> _INSTRUCTIONS FOR THE TASK_
Reply with one number: the count of lines in the listing that contain the string "District".

> _MATERIAL FOR THIS EXERCISE_
>>>

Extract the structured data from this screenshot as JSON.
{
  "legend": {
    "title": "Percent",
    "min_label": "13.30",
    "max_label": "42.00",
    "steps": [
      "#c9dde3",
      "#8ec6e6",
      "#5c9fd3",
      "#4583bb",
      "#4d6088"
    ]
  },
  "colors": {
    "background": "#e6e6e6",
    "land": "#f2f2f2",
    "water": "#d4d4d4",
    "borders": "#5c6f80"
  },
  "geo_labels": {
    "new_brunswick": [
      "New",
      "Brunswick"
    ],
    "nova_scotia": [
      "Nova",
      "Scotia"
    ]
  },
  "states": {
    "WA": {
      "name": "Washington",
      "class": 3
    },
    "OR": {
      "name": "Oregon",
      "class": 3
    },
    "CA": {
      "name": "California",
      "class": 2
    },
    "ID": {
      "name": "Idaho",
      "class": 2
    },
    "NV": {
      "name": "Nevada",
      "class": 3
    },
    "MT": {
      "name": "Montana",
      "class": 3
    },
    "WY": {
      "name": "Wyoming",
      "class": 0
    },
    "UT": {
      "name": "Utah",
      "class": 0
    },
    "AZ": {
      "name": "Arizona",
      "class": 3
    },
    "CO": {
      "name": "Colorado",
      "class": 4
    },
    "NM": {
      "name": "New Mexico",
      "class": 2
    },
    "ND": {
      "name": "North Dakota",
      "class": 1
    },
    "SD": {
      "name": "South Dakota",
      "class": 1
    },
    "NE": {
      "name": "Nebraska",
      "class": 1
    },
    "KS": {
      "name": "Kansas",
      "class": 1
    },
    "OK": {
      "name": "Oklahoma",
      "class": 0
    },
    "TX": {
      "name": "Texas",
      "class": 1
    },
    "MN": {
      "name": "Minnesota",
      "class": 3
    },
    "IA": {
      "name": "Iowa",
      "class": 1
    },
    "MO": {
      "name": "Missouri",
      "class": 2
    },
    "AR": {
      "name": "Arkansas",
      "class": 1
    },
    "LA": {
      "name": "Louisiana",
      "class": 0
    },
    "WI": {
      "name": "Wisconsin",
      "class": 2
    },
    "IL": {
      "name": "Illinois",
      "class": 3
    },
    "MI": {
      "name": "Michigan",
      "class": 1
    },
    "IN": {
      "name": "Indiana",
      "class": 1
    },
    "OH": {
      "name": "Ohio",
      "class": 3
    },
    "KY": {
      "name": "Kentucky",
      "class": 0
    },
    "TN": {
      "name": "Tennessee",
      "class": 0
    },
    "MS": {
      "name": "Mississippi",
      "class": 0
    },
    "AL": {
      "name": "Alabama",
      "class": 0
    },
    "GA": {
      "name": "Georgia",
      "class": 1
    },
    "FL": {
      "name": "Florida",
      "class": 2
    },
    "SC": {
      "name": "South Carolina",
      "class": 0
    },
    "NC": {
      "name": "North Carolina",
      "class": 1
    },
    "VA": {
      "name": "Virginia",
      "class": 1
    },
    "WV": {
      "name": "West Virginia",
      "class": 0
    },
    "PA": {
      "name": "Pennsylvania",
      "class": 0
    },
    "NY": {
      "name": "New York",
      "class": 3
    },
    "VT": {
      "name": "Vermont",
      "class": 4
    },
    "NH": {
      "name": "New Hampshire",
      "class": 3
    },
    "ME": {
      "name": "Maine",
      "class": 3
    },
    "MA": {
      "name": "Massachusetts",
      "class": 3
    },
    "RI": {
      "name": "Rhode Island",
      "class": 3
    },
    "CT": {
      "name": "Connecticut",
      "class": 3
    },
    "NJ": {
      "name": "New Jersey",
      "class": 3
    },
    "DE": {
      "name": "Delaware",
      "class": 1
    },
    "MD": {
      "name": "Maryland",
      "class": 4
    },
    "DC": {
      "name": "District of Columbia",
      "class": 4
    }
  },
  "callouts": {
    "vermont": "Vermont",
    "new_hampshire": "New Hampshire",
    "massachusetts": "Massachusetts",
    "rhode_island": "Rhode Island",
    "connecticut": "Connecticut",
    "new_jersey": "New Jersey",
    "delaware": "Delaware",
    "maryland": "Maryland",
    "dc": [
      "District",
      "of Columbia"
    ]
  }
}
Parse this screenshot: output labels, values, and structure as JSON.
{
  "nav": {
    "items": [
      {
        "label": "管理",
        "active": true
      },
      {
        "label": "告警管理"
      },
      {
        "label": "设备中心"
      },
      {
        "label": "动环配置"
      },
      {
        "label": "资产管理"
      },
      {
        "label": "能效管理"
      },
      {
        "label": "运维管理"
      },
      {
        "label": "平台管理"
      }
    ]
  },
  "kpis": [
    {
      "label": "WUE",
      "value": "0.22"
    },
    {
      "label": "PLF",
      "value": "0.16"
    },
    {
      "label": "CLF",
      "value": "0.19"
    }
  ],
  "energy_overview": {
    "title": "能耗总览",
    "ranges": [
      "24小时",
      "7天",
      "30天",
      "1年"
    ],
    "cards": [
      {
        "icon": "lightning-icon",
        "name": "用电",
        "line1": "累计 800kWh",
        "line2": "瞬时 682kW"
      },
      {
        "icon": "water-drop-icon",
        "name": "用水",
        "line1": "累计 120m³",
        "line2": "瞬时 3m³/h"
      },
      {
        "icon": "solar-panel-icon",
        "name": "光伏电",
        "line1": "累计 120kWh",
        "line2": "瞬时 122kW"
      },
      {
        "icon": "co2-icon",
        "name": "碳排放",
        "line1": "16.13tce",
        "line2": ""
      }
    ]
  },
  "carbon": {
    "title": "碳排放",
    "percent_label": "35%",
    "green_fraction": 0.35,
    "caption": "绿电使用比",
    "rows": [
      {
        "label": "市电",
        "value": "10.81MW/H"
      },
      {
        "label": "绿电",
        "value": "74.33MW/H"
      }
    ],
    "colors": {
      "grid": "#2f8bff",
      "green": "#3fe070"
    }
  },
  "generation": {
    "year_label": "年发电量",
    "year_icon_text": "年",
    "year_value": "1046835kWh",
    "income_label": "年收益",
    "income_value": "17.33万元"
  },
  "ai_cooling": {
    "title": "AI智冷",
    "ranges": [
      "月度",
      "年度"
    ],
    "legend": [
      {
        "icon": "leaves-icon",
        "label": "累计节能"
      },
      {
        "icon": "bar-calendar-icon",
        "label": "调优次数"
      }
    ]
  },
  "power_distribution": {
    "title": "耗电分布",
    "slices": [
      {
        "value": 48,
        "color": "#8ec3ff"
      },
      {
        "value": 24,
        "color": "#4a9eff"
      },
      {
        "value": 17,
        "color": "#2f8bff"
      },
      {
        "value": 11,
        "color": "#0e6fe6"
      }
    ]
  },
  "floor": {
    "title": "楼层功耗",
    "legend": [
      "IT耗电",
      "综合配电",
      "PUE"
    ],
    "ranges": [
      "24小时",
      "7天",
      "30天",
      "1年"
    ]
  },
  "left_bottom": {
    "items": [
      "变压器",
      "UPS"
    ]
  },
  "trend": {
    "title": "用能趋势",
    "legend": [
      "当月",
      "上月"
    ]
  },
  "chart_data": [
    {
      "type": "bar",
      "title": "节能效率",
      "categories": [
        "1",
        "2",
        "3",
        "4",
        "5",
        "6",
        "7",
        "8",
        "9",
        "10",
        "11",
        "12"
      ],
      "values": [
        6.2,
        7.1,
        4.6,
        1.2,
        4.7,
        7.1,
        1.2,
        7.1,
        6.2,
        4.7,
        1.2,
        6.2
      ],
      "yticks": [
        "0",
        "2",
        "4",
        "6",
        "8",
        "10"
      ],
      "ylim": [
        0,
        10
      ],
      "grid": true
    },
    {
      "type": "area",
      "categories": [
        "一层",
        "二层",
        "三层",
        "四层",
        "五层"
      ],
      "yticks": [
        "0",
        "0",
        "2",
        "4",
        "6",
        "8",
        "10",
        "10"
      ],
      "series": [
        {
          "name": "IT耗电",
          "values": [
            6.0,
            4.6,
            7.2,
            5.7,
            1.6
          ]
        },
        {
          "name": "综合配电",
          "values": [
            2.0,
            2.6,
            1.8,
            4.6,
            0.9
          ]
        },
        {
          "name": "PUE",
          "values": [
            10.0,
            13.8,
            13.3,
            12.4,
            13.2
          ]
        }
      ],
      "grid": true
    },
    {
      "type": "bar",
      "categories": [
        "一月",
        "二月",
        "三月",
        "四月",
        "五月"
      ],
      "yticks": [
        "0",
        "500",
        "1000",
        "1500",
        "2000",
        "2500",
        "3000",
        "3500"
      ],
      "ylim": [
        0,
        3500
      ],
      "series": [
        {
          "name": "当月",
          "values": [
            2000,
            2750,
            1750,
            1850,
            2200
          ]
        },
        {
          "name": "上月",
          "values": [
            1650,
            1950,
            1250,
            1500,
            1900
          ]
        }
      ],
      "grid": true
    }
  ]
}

<<<

> _TASK ANSWER_
2